EXERCISE AIM:
Where the string "resident" occurs in the material below, report the whole line.

-- begin TASK INPUT --

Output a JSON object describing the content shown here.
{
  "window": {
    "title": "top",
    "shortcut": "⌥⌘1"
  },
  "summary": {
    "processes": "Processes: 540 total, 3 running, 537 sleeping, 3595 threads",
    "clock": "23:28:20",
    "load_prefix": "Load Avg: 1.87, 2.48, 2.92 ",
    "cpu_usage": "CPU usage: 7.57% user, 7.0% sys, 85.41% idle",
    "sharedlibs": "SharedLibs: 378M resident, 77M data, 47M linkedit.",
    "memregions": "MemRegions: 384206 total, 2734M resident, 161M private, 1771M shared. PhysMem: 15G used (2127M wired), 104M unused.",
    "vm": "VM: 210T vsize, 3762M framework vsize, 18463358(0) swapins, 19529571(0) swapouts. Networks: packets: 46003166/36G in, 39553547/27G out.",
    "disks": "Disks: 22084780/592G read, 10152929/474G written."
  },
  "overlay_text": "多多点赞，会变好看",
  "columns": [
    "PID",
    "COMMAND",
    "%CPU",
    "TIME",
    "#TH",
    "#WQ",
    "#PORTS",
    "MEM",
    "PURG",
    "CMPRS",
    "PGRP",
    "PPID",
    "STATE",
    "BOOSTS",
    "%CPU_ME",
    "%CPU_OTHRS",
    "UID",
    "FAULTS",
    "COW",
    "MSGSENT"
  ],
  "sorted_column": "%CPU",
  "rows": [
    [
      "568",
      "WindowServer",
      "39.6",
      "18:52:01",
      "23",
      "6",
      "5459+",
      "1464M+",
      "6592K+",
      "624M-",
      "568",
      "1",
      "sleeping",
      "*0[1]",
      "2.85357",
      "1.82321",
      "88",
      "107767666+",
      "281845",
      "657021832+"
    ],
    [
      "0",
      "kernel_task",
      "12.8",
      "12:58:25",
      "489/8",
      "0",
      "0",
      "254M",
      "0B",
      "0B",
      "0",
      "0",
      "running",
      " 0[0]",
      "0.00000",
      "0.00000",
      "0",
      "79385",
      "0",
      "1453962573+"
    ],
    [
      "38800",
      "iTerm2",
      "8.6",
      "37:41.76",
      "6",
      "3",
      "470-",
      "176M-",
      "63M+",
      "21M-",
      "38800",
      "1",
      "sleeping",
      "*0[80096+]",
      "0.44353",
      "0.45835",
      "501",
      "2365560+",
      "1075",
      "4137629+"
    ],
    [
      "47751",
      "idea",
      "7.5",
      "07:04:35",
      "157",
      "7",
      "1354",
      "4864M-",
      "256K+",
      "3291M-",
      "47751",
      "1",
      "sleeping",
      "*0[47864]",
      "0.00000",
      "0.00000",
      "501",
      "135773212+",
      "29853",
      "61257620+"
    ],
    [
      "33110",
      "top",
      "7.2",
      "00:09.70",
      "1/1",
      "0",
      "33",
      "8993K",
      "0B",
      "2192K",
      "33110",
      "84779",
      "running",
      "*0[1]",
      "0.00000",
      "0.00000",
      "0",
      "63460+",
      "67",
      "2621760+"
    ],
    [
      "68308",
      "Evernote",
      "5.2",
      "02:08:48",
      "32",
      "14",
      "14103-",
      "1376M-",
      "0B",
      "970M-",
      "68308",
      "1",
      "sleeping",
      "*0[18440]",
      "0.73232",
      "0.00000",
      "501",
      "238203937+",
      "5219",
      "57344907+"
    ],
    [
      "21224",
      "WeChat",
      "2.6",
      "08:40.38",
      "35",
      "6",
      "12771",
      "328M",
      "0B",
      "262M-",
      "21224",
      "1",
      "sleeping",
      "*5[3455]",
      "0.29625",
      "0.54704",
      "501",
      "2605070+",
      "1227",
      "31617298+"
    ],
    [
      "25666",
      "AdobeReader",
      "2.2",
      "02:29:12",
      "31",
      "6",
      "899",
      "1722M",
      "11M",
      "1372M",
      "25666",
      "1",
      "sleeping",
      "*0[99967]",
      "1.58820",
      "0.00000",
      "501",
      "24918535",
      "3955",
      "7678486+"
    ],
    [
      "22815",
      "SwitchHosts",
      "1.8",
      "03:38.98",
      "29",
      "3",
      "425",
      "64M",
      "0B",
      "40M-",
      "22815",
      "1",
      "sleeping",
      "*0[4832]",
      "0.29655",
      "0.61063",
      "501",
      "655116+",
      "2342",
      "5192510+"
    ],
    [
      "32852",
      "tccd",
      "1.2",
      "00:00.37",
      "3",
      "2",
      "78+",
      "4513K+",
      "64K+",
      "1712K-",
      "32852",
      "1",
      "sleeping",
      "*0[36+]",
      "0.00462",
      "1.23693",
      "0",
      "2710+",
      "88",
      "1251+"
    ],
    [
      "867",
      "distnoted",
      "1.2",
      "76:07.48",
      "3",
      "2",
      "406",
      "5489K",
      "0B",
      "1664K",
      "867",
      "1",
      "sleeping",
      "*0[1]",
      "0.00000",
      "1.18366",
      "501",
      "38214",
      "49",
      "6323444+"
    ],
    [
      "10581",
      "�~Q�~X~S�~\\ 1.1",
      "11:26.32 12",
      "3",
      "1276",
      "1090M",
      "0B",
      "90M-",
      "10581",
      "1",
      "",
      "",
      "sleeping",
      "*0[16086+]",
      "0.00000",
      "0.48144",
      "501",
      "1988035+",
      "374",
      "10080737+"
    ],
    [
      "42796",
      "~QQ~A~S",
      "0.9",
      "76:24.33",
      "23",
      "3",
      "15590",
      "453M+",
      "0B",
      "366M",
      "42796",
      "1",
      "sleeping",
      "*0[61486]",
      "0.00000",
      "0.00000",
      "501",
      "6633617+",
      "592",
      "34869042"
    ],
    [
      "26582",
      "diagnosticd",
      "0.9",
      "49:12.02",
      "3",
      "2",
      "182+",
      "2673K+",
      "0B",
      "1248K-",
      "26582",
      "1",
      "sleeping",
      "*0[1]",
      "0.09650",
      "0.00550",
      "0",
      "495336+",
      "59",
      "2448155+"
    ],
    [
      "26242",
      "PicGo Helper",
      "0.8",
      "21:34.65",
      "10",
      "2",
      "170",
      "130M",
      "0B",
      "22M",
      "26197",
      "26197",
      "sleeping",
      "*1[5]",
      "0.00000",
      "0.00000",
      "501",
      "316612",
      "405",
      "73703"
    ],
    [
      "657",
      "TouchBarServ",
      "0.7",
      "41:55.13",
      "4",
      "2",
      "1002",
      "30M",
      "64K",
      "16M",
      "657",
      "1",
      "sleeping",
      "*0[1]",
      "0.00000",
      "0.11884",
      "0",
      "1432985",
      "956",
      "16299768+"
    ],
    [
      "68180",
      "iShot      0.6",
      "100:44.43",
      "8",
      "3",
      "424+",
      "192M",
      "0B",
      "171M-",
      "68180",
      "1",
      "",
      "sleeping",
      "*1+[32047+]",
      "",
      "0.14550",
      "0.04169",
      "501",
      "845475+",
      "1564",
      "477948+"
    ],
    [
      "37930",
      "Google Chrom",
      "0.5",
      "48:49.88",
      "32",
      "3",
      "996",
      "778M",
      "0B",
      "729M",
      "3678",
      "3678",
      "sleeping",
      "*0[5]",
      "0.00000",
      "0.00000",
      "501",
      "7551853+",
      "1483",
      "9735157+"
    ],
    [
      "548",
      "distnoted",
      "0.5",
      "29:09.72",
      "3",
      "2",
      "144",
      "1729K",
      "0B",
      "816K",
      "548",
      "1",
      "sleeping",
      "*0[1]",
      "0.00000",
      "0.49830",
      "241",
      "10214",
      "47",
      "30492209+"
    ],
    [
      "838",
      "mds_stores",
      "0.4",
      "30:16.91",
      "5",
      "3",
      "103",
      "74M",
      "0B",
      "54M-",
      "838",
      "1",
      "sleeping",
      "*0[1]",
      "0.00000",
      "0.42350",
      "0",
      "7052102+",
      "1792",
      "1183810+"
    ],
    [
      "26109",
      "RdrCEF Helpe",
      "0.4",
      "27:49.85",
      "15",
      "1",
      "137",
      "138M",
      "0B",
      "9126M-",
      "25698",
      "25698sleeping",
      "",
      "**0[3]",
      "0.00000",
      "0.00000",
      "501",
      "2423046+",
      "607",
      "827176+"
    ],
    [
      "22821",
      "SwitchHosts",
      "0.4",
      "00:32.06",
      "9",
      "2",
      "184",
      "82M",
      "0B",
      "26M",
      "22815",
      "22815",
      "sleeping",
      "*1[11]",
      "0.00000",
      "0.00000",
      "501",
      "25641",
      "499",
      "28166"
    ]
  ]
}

-- end TASK INPUT --

RESULT OF THE EXERCISE:
    "sharedlibs": "SharedLibs: 378M resident, 77M data, 47M linkedit.",
    "memregions": "MemRegions: 384206 total, 2734M resident, 161M private, 1771M shared. PhysMem: 15G used (2127M wired), 104M unused.",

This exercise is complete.